-------- MATERIAL FOR THIS EXERCISE --------
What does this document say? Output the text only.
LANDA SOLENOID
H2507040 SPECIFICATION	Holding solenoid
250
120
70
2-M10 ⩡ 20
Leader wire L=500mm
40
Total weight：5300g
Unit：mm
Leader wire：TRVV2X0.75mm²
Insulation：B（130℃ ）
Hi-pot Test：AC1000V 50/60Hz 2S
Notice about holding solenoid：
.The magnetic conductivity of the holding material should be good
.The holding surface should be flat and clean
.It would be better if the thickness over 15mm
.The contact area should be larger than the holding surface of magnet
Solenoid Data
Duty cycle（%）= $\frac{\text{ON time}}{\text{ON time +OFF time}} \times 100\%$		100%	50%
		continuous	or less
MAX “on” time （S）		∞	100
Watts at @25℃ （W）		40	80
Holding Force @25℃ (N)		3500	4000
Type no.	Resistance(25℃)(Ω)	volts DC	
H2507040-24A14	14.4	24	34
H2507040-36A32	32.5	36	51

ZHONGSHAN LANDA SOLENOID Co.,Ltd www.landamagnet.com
--------
» **WHAT TO DO**: Return solely the number of lines in the data that include the word "wire".

» **RESPONSE FOR THIS EXERCISE**: 2